CHALLENGE
Copy the listing verbatim, excluding any images found in it.

(A run of records)

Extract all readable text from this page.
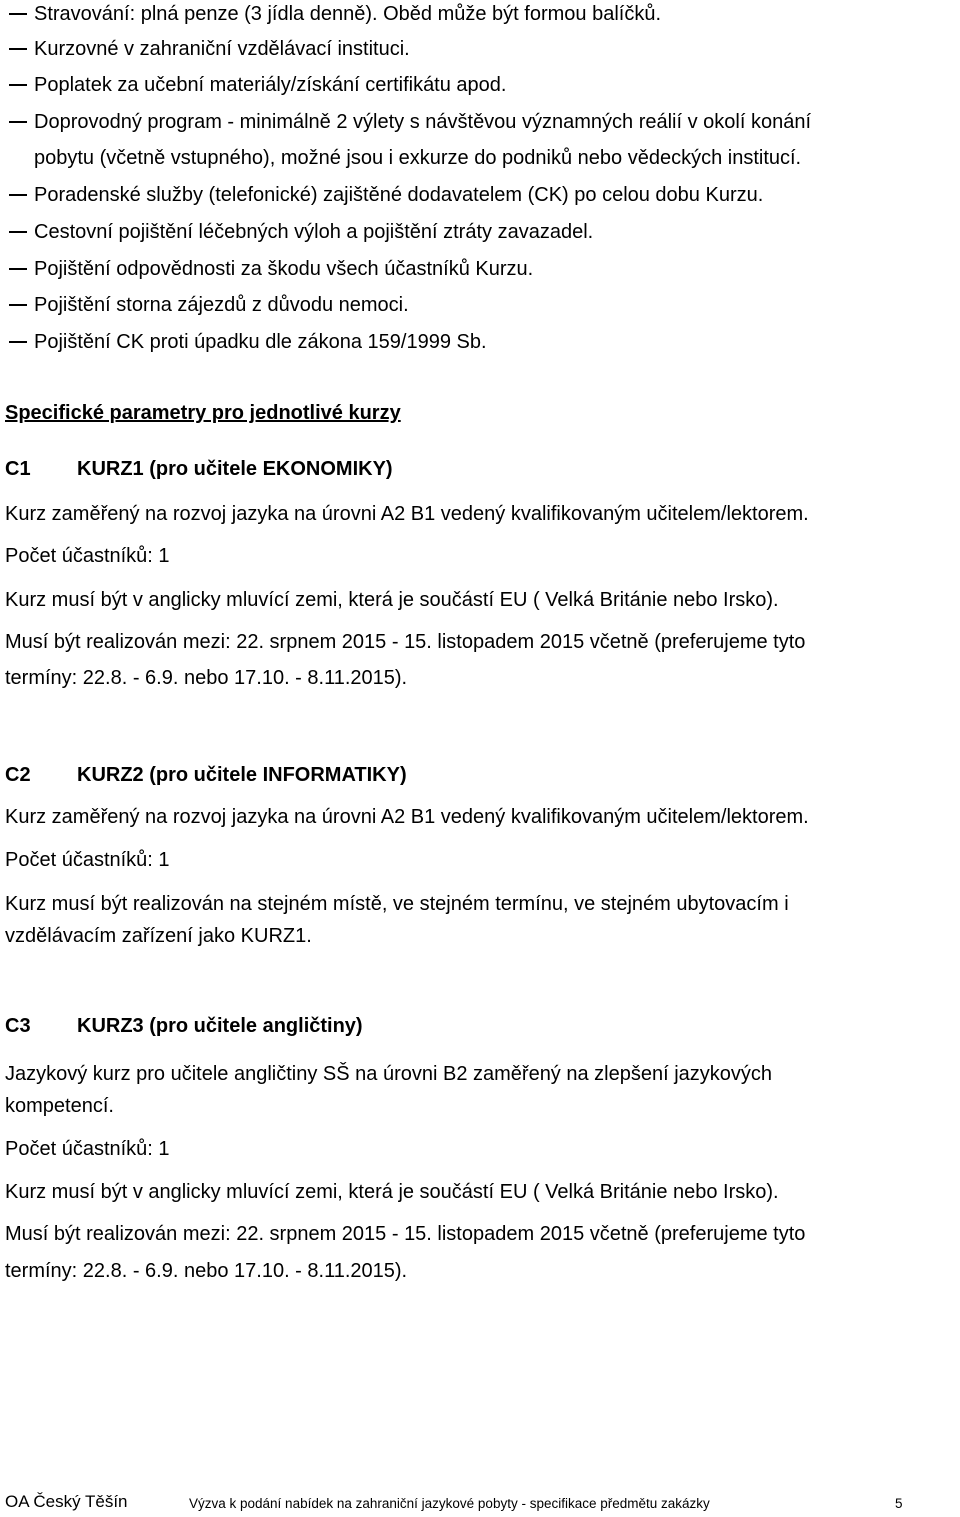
Stravování: plná penze (3 jídla denně). Oběd může být formou balíčků.
Kurzovné v zahraniční vzdělávací instituci.
Poplatek za učební materiály/získání certifikátu apod.
Doprovodný program - minimálně 2 výlety s návštěvou významných reálií v okolí konání
pobytu (včetně vstupného), možné jsou i exkurze do podniků nebo vědeckých institucí.
Poradenské služby (telefonické) zajištěné dodavatelem (CK) po celou dobu Kurzu.
Cestovní pojištění léčebných výloh a pojištění ztráty zavazadel.
Pojištění odpovědnosti za škodu všech účastníků Kurzu.
Pojištění storna zájezdů z důvodu nemoci.
Pojištění CK proti úpadku dle zákona 159/1999 Sb.
Specifické parametry pro jednotlivé kurzy
C1 KURZ1 (pro učitele EKONOMIKY)
Kurz zaměřený na rozvoj jazyka na úrovni A2 B1 vedený kvalifikovaným učitelem/lektorem.
Počet účastníků: 1
Kurz musí být v anglicky mluvící zemi, která je součástí EU ( Velká Británie nebo Irsko).
Musí být realizován mezi: 22. srpnem 2015 - 15. listopadem 2015 včetně (preferujeme tyto
termíny: 22.8. - 6.9. nebo 17.10. - 8.11.2015).
C2 KURZ2 (pro učitele INFORMATIKY)
Kurz zaměřený na rozvoj jazyka na úrovni A2 B1 vedený kvalifikovaným učitelem/lektorem.
Počet účastníků: 1
Kurz musí být realizován na stejném místě, ve stejném termínu, ve stejném ubytovacím i
vzdělávacím zařízení jako KURZ1.
C3 KURZ3 (pro učitele angličtiny)
Jazykový kurz pro učitele angličtiny SŠ na úrovni B2 zaměřený na zlepšení jazykových
kompetencí.
Počet účastníků: 1
Kurz musí být v anglicky mluvící zemi, která je součástí EU ( Velká Británie nebo Irsko).
Musí být realizován mezi: 22. srpnem 2015 - 15. listopadem 2015 včetně (preferujeme tyto
termíny: 22.8. - 6.9. nebo 17.10. - 8.11.2015).
OA Český Těšín	Výzva k podání nabídek na zahraniční jazykové pobyty - specifikace předmětu zakázky	5
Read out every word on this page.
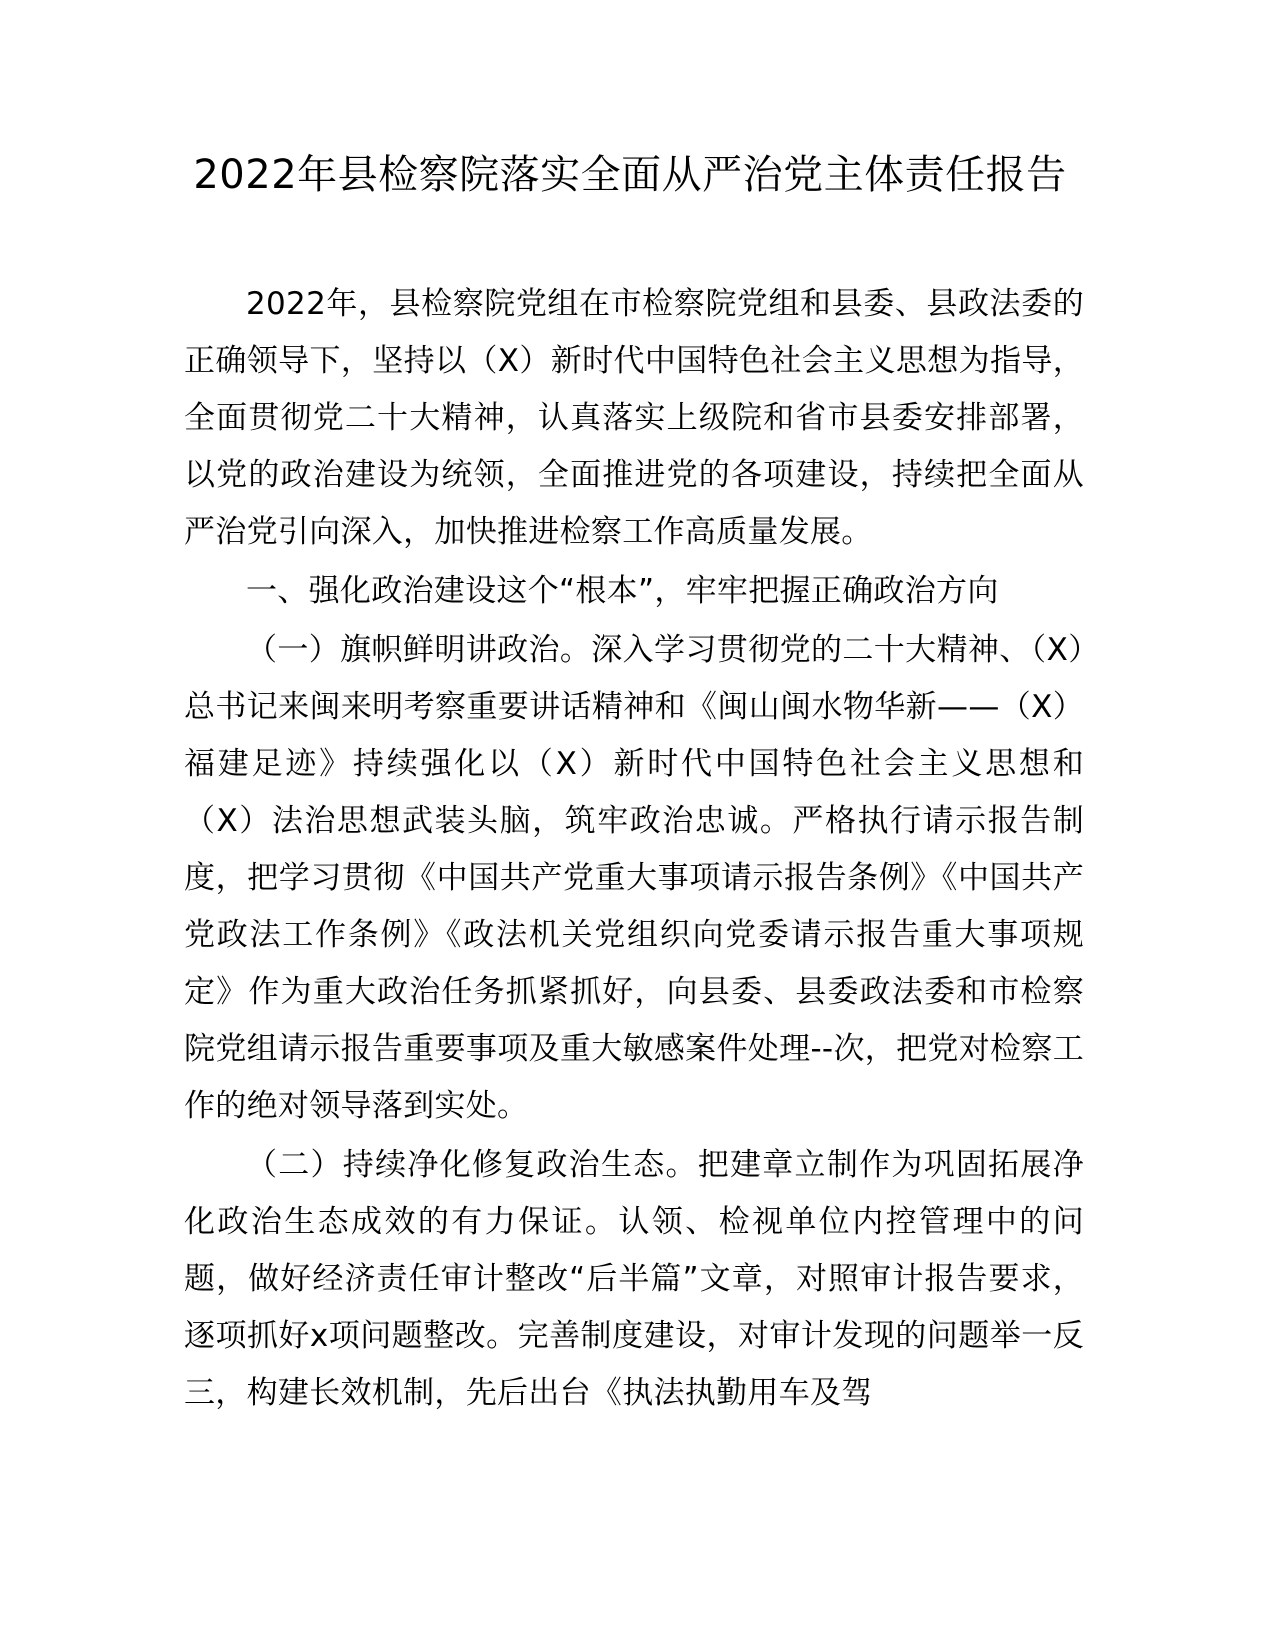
2022年县检察院落实全面从严治党主体责任报告

2022年，县检察院党组在市检察院党组和县委、县政法委的正确领导下，坚持以（X）新时代中国特色社会主义思想为指导，全面贯彻党二十大精神，认真落实上级院和省市县委安排部署，以党的政治建设为统领，全面推进党的各项建设，持续把全面从严治党引向深入，加快推进检察工作高质量发展。

一、强化政治建设这个“根本”，牢牢把握正确政治方向

（一）旗帜鲜明讲政治。深入学习贯彻党的二十大精神、（X）总书记来闽来明考察重要讲话精神和《闽山闽水物华新——（X）福建足迹》持续强化以（X）新时代中国特色社会主义思想和（X）法治思想武装头脑，筑牢政治忠诚。严格执行请示报告制度，把学习贯彻《中国共产党重大事项请示报告条例》《中国共产党政法工作条例》《政法机关党组织向党委请示报告重大事项规定》作为重大政治任务抓紧抓好，向县委、县委政法委和市检察院党组请示报告重要事项及重大敏感案件处理--次，把党对检察工作的绝对领导落到实处。

（二）持续净化修复政治生态。把建章立制作为巩固拓展净化政治生态成效的有力保证。认领、检视单位内控管理中的问题，做好经济责任审计整改“后半篇”文章，对照审计报告要求，逐项抓好x项问题整改。完善制度建设，对审计发现的问题举一反三，构建长效机制，先后出台《执法执勤用车及驾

WORKED ANSWER
Extract all readable text from this page.
Stravování: plná penze (3 jídla denně). Oběd může být formou balíčků.
Kurzovné v zahraniční vzdělávací instituci.
Poplatek za učební materiály/získání certifikátu apod.
Doprovodný program - minimálně 2 výlety s návštěvou významných reálií v okolí konání
pobytu (včetně vstupného), možné jsou i exkurze do podniků nebo vědeckých institucí.
Poradenské služby (telefonické) zajištěné dodavatelem (CK) po celou dobu Kurzu.
Cestovní pojištění léčebných výloh a pojištění ztráty zavazadel.
Pojištění odpovědnosti za škodu všech účastníků Kurzu.
Pojištění storna zájezdů z důvodu nemoci.
Pojištění CK proti úpadku dle zákona 159/1999 Sb.
Specifické parametry pro jednotlivé kurzy
C1 KURZ1 (pro učitele EKONOMIKY)
Kurz zaměřený na rozvoj jazyka na úrovni A2 B1 vedený kvalifikovaným učitelem/lektorem.
Počet účastníků: 1
Kurz musí být v anglicky mluvící zemi, která je součástí EU ( Velká Británie nebo Irsko).
Musí být realizován mezi: 22. srpnem 2015 - 15. listopadem 2015 včetně (preferujeme tyto
termíny: 22.8. - 6.9. nebo 17.10. - 8.11.2015).
C2 KURZ2 (pro učitele INFORMATIKY)
Kurz zaměřený na rozvoj jazyka na úrovni A2 B1 vedený kvalifikovaným učitelem/lektorem.
Počet účastníků: 1
Kurz musí být realizován na stejném místě, ve stejném termínu, ve stejném ubytovacím i
vzdělávacím zařízení jako KURZ1.
C3 KURZ3 (pro učitele angličtiny)
Jazykový kurz pro učitele angličtiny SŠ na úrovni B2 zaměřený na zlepšení jazykových
kompetencí.
Počet účastníků: 1
Kurz musí být v anglicky mluvící zemi, která je součástí EU ( Velká Británie nebo Irsko).
Musí být realizován mezi: 22. srpnem 2015 - 15. listopadem 2015 včetně (preferujeme tyto
termíny: 22.8. - 6.9. nebo 17.10. - 8.11.2015).
OA Český Těšín	Výzva k podání nabídek na zahraniční jazykové pobyty - specifikace předmětu zakázky	5
Read out every word on this page.
2022年县检察院落实全面从严治党主体责任报告

2022年，县检察院党组在市检察院党组和县委、县政法委的正确领导下，坚持以（X）新时代中国特色社会主义思想为指导，全面贯彻党二十大精神，认真落实上级院和省市县委安排部署，以党的政治建设为统领，全面推进党的各项建设，持续把全面从严治党引向深入，加快推进检察工作高质量发展。

一、强化政治建设这个“根本”，牢牢把握正确政治方向

（一）旗帜鲜明讲政治。深入学习贯彻党的二十大精神、（X）总书记来闽来明考察重要讲话精神和《闽山闽水物华新——（X）福建足迹》持续强化以（X）新时代中国特色社会主义思想和（X）法治思想武装头脑，筑牢政治忠诚。严格执行请示报告制度，把学习贯彻《中国共产党重大事项请示报告条例》《中国共产党政法工作条例》《政法机关党组织向党委请示报告重大事项规定》作为重大政治任务抓紧抓好，向县委、县委政法委和市检察院党组请示报告重要事项及重大敏感案件处理--次，把党对检察工作的绝对领导落到实处。

（二）持续净化修复政治生态。把建章立制作为巩固拓展净化政治生态成效的有力保证。认领、检视单位内控管理中的问题，做好经济责任审计整改“后半篇”文章，对照审计报告要求，逐项抓好x项问题整改。完善制度建设，对审计发现的问题举一反三，构建长效机制，先后出台《执法执勤用车及驾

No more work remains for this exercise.